(Stored items from a collection)
--------------------
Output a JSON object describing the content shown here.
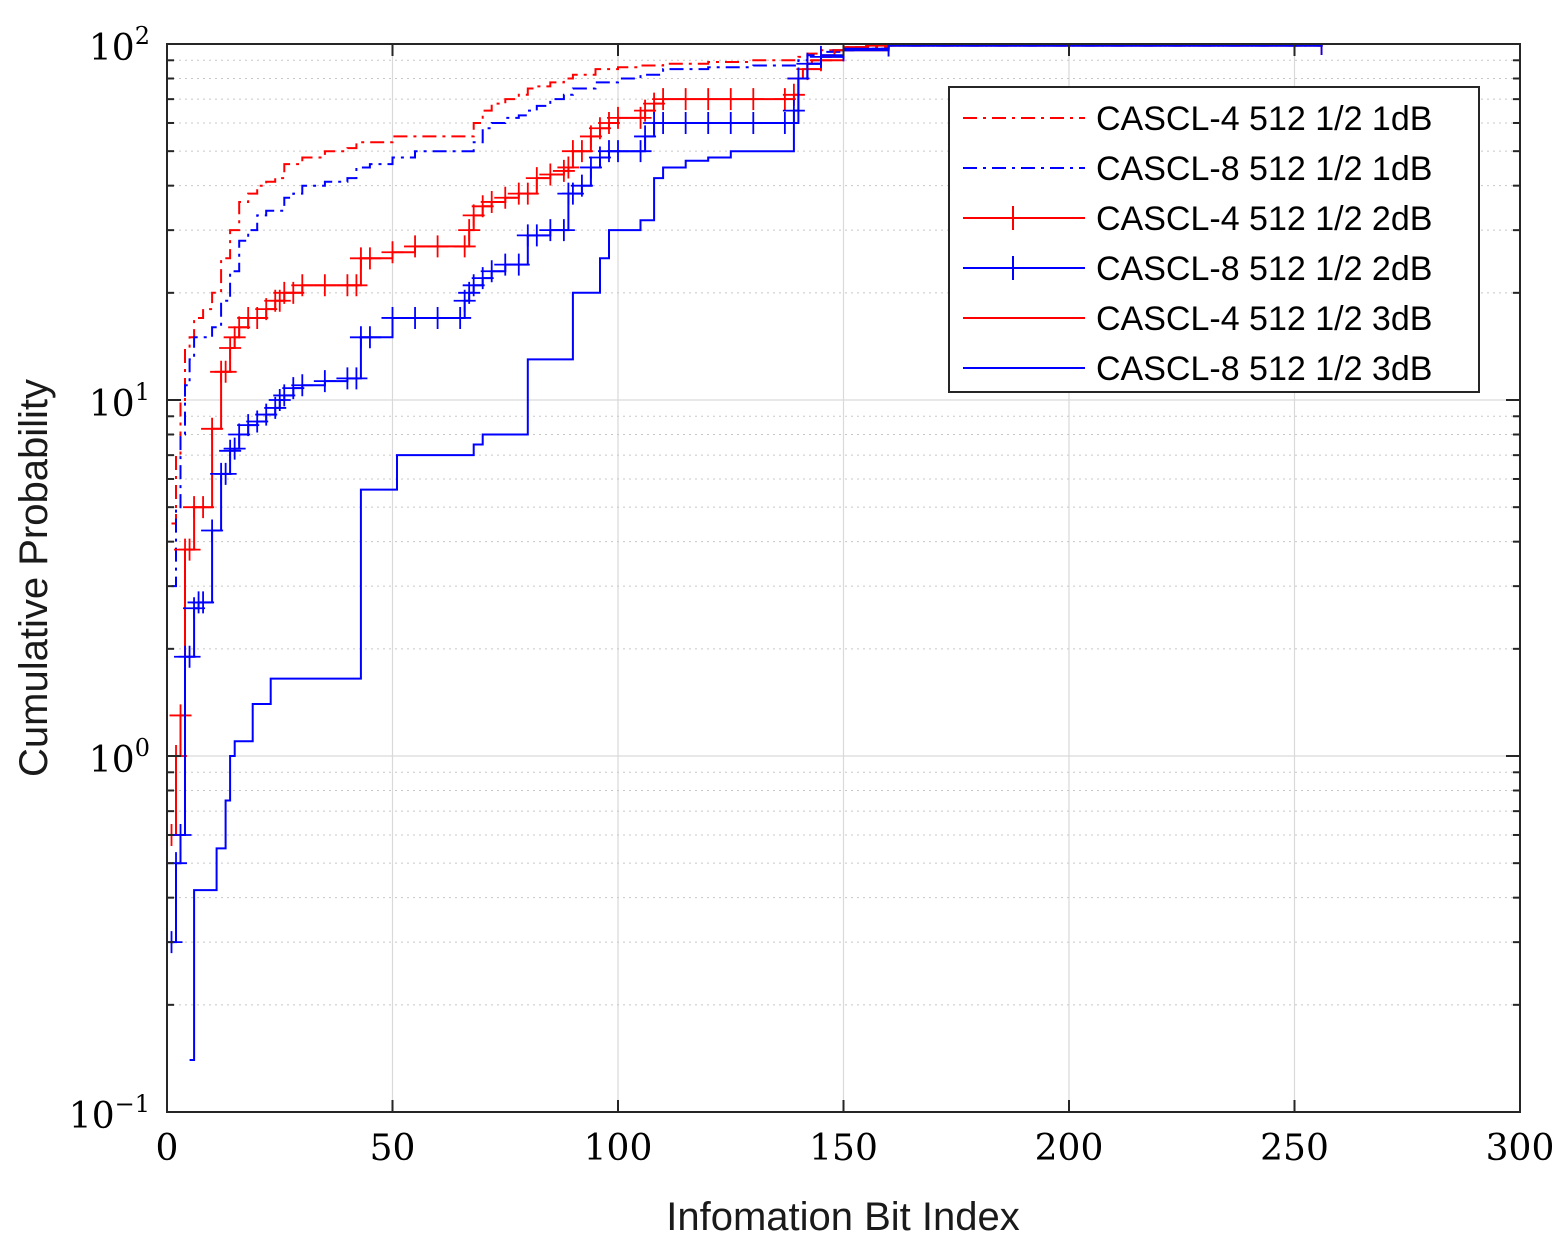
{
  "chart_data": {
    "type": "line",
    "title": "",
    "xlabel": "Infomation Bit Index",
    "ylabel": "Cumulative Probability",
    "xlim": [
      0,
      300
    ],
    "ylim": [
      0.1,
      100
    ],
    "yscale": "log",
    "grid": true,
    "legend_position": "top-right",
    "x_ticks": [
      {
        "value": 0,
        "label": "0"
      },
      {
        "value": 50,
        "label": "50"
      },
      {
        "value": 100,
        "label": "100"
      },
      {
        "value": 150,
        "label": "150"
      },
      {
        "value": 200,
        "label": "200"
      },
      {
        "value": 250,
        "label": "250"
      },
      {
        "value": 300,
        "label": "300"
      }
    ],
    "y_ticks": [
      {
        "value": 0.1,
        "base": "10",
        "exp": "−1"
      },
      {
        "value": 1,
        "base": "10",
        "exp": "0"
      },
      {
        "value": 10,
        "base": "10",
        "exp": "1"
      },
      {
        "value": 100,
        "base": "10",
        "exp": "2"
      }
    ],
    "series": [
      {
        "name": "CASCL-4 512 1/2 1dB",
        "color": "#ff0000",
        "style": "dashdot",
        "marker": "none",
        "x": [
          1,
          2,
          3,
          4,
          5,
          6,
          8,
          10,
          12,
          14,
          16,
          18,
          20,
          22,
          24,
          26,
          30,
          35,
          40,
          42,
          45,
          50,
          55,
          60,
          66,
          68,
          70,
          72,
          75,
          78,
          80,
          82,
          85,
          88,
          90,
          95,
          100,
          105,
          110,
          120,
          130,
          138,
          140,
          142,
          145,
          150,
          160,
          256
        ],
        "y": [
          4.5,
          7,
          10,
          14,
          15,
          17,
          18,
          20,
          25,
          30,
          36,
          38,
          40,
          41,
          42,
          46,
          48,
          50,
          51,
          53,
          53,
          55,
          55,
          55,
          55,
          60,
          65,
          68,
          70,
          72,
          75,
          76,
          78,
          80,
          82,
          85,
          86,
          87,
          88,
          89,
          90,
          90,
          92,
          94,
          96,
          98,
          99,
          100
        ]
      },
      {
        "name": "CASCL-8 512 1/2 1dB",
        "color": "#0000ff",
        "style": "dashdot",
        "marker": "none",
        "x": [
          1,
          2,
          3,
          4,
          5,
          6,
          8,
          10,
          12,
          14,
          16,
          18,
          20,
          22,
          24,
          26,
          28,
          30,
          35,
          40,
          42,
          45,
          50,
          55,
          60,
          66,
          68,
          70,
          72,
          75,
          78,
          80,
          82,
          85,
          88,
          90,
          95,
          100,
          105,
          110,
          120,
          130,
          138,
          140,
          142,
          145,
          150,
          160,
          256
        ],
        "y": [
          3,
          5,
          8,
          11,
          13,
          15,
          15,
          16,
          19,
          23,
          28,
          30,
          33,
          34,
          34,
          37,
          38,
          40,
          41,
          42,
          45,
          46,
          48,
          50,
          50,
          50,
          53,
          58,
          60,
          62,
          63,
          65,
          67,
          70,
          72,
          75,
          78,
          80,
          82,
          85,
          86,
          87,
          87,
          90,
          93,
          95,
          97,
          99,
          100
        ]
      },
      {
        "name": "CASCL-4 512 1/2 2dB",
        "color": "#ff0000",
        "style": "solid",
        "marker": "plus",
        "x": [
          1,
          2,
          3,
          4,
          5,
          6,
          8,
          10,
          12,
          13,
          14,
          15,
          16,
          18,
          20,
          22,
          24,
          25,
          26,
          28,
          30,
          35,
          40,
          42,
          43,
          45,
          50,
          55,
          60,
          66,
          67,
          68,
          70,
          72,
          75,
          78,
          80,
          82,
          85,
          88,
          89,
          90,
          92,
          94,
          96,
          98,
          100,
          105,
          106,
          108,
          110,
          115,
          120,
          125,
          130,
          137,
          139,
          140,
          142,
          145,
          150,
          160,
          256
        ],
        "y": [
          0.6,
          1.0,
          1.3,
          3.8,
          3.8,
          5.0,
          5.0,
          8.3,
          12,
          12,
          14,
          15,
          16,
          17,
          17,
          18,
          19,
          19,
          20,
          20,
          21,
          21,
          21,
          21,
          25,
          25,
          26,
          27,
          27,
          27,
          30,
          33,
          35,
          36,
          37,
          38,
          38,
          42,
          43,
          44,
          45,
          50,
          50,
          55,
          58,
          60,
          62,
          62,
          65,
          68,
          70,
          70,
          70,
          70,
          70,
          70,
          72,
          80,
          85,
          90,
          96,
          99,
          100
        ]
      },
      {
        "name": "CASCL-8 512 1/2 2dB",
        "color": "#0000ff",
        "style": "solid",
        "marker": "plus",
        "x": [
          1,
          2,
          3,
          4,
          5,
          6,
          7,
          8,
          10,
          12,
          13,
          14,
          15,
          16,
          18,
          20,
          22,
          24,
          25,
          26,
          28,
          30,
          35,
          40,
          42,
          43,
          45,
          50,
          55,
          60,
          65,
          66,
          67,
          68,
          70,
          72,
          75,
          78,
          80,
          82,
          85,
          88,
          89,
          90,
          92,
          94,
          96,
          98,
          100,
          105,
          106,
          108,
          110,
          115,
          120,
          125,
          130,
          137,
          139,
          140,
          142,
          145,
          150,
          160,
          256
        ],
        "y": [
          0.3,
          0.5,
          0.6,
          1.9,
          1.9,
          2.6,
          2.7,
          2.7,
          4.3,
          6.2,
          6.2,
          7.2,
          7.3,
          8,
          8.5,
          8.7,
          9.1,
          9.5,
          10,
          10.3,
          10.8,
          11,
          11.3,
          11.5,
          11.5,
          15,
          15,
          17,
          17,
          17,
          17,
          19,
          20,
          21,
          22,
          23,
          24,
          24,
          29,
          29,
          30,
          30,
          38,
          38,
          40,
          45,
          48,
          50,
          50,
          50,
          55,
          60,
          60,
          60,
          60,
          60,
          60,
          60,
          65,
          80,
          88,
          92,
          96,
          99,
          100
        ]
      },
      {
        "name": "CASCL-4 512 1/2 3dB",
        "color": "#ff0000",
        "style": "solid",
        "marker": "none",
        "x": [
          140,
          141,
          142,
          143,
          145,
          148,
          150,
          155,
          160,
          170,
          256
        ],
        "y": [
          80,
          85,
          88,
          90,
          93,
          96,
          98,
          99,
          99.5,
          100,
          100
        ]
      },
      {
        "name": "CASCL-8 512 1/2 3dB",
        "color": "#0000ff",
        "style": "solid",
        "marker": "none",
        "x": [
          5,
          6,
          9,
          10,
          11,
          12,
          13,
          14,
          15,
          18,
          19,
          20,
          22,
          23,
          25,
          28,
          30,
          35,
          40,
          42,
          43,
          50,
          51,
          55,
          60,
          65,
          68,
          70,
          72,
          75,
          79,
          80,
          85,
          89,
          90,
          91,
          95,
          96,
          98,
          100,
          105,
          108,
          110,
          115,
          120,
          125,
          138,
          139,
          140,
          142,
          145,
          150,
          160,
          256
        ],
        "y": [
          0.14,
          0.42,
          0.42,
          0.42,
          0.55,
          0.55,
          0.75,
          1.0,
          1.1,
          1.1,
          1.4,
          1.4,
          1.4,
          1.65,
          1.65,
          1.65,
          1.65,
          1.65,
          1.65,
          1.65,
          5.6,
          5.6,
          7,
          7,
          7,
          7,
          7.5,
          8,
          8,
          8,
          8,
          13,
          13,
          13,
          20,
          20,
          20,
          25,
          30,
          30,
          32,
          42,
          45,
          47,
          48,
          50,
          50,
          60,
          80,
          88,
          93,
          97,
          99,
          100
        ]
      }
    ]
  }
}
--------------------
> [Exercise instructions] In the copy, include no pictures; restate the listing above exactly.

> [Result of the task]
Output a JSON object describing the content shown here.
{
  "chart_data": {
    "type": "line",
    "title": "",
    "xlabel": "Infomation Bit Index",
    "ylabel": "Cumulative Probability",
    "xlim": [
      0,
      300
    ],
    "ylim": [
      0.1,
      100
    ],
    "yscale": "log",
    "grid": true,
    "legend_position": "top-right",
    "x_ticks": [
      {
        "value": 0,
        "label": "0"
      },
      {
        "value": 50,
        "label": "50"
      },
      {
        "value": 100,
        "label": "100"
      },
      {
        "value": 150,
        "label": "150"
      },
      {
        "value": 200,
        "label": "200"
      },
      {
        "value": 250,
        "label": "250"
      },
      {
        "value": 300,
        "label": "300"
      }
    ],
    "y_ticks": [
      {
        "value": 0.1,
        "base": "10",
        "exp": "−1"
      },
      {
        "value": 1,
        "base": "10",
        "exp": "0"
      },
      {
        "value": 10,
        "base": "10",
        "exp": "1"
      },
      {
        "value": 100,
        "base": "10",
        "exp": "2"
      }
    ],
    "series": [
      {
        "name": "CASCL-4 512 1/2 1dB",
        "color": "#ff0000",
        "style": "dashdot",
        "marker": "none",
        "x": [
          1,
          2,
          3,
          4,
          5,
          6,
          8,
          10,
          12,
          14,
          16,
          18,
          20,
          22,
          24,
          26,
          30,
          35,
          40,
          42,
          45,
          50,
          55,
          60,
          66,
          68,
          70,
          72,
          75,
          78,
          80,
          82,
          85,
          88,
          90,
          95,
          100,
          105,
          110,
          120,
          130,
          138,
          140,
          142,
          145,
          150,
          160,
          256
        ],
        "y": [
          4.5,
          7,
          10,
          14,
          15,
          17,
          18,
          20,
          25,
          30,
          36,
          38,
          40,
          41,
          42,
          46,
          48,
          50,
          51,
          53,
          53,
          55,
          55,
          55,
          55,
          60,
          65,
          68,
          70,
          72,
          75,
          76,
          78,
          80,
          82,
          85,
          86,
          87,
          88,
          89,
          90,
          90,
          92,
          94,
          96,
          98,
          99,
          100
        ]
      },
      {
        "name": "CASCL-8 512 1/2 1dB",
        "color": "#0000ff",
        "style": "dashdot",
        "marker": "none",
        "x": [
          1,
          2,
          3,
          4,
          5,
          6,
          8,
          10,
          12,
          14,
          16,
          18,
          20,
          22,
          24,
          26,
          28,
          30,
          35,
          40,
          42,
          45,
          50,
          55,
          60,
          66,
          68,
          70,
          72,
          75,
          78,
          80,
          82,
          85,
          88,
          90,
          95,
          100,
          105,
          110,
          120,
          130,
          138,
          140,
          142,
          145,
          150,
          160,
          256
        ],
        "y": [
          3,
          5,
          8,
          11,
          13,
          15,
          15,
          16,
          19,
          23,
          28,
          30,
          33,
          34,
          34,
          37,
          38,
          40,
          41,
          42,
          45,
          46,
          48,
          50,
          50,
          50,
          53,
          58,
          60,
          62,
          63,
          65,
          67,
          70,
          72,
          75,
          78,
          80,
          82,
          85,
          86,
          87,
          87,
          90,
          93,
          95,
          97,
          99,
          100
        ]
      },
      {
        "name": "CASCL-4 512 1/2 2dB",
        "color": "#ff0000",
        "style": "solid",
        "marker": "plus",
        "x": [
          1,
          2,
          3,
          4,
          5,
          6,
          8,
          10,
          12,
          13,
          14,
          15,
          16,
          18,
          20,
          22,
          24,
          25,
          26,
          28,
          30,
          35,
          40,
          42,
          43,
          45,
          50,
          55,
          60,
          66,
          67,
          68,
          70,
          72,
          75,
          78,
          80,
          82,
          85,
          88,
          89,
          90,
          92,
          94,
          96,
          98,
          100,
          105,
          106,
          108,
          110,
          115,
          120,
          125,
          130,
          137,
          139,
          140,
          142,
          145,
          150,
          160,
          256
        ],
        "y": [
          0.6,
          1.0,
          1.3,
          3.8,
          3.8,
          5.0,
          5.0,
          8.3,
          12,
          12,
          14,
          15,
          16,
          17,
          17,
          18,
          19,
          19,
          20,
          20,
          21,
          21,
          21,
          21,
          25,
          25,
          26,
          27,
          27,
          27,
          30,
          33,
          35,
          36,
          37,
          38,
          38,
          42,
          43,
          44,
          45,
          50,
          50,
          55,
          58,
          60,
          62,
          62,
          65,
          68,
          70,
          70,
          70,
          70,
          70,
          70,
          72,
          80,
          85,
          90,
          96,
          99,
          100
        ]
      },
      {
        "name": "CASCL-8 512 1/2 2dB",
        "color": "#0000ff",
        "style": "solid",
        "marker": "plus",
        "x": [
          1,
          2,
          3,
          4,
          5,
          6,
          7,
          8,
          10,
          12,
          13,
          14,
          15,
          16,
          18,
          20,
          22,
          24,
          25,
          26,
          28,
          30,
          35,
          40,
          42,
          43,
          45,
          50,
          55,
          60,
          65,
          66,
          67,
          68,
          70,
          72,
          75,
          78,
          80,
          82,
          85,
          88,
          89,
          90,
          92,
          94,
          96,
          98,
          100,
          105,
          106,
          108,
          110,
          115,
          120,
          125,
          130,
          137,
          139,
          140,
          142,
          145,
          150,
          160,
          256
        ],
        "y": [
          0.3,
          0.5,
          0.6,
          1.9,
          1.9,
          2.6,
          2.7,
          2.7,
          4.3,
          6.2,
          6.2,
          7.2,
          7.3,
          8,
          8.5,
          8.7,
          9.1,
          9.5,
          10,
          10.3,
          10.8,
          11,
          11.3,
          11.5,
          11.5,
          15,
          15,
          17,
          17,
          17,
          17,
          19,
          20,
          21,
          22,
          23,
          24,
          24,
          29,
          29,
          30,
          30,
          38,
          38,
          40,
          45,
          48,
          50,
          50,
          50,
          55,
          60,
          60,
          60,
          60,
          60,
          60,
          60,
          65,
          80,
          88,
          92,
          96,
          99,
          100
        ]
      },
      {
        "name": "CASCL-4 512 1/2 3dB",
        "color": "#ff0000",
        "style": "solid",
        "marker": "none",
        "x": [
          140,
          141,
          142,
          143,
          145,
          148,
          150,
          155,
          160,
          170,
          256
        ],
        "y": [
          80,
          85,
          88,
          90,
          93,
          96,
          98,
          99,
          99.5,
          100,
          100
        ]
      },
      {
        "name": "CASCL-8 512 1/2 3dB",
        "color": "#0000ff",
        "style": "solid",
        "marker": "none",
        "x": [
          5,
          6,
          9,
          10,
          11,
          12,
          13,
          14,
          15,
          18,
          19,
          20,
          22,
          23,
          25,
          28,
          30,
          35,
          40,
          42,
          43,
          50,
          51,
          55,
          60,
          65,
          68,
          70,
          72,
          75,
          79,
          80,
          85,
          89,
          90,
          91,
          95,
          96,
          98,
          100,
          105,
          108,
          110,
          115,
          120,
          125,
          138,
          139,
          140,
          142,
          145,
          150,
          160,
          256
        ],
        "y": [
          0.14,
          0.42,
          0.42,
          0.42,
          0.55,
          0.55,
          0.75,
          1.0,
          1.1,
          1.1,
          1.4,
          1.4,
          1.4,
          1.65,
          1.65,
          1.65,
          1.65,
          1.65,
          1.65,
          1.65,
          5.6,
          5.6,
          7,
          7,
          7,
          7,
          7.5,
          8,
          8,
          8,
          8,
          13,
          13,
          13,
          20,
          20,
          20,
          25,
          30,
          30,
          32,
          42,
          45,
          47,
          48,
          50,
          50,
          60,
          80,
          88,
          93,
          97,
          99,
          100
        ]
      }
    ]
  }
}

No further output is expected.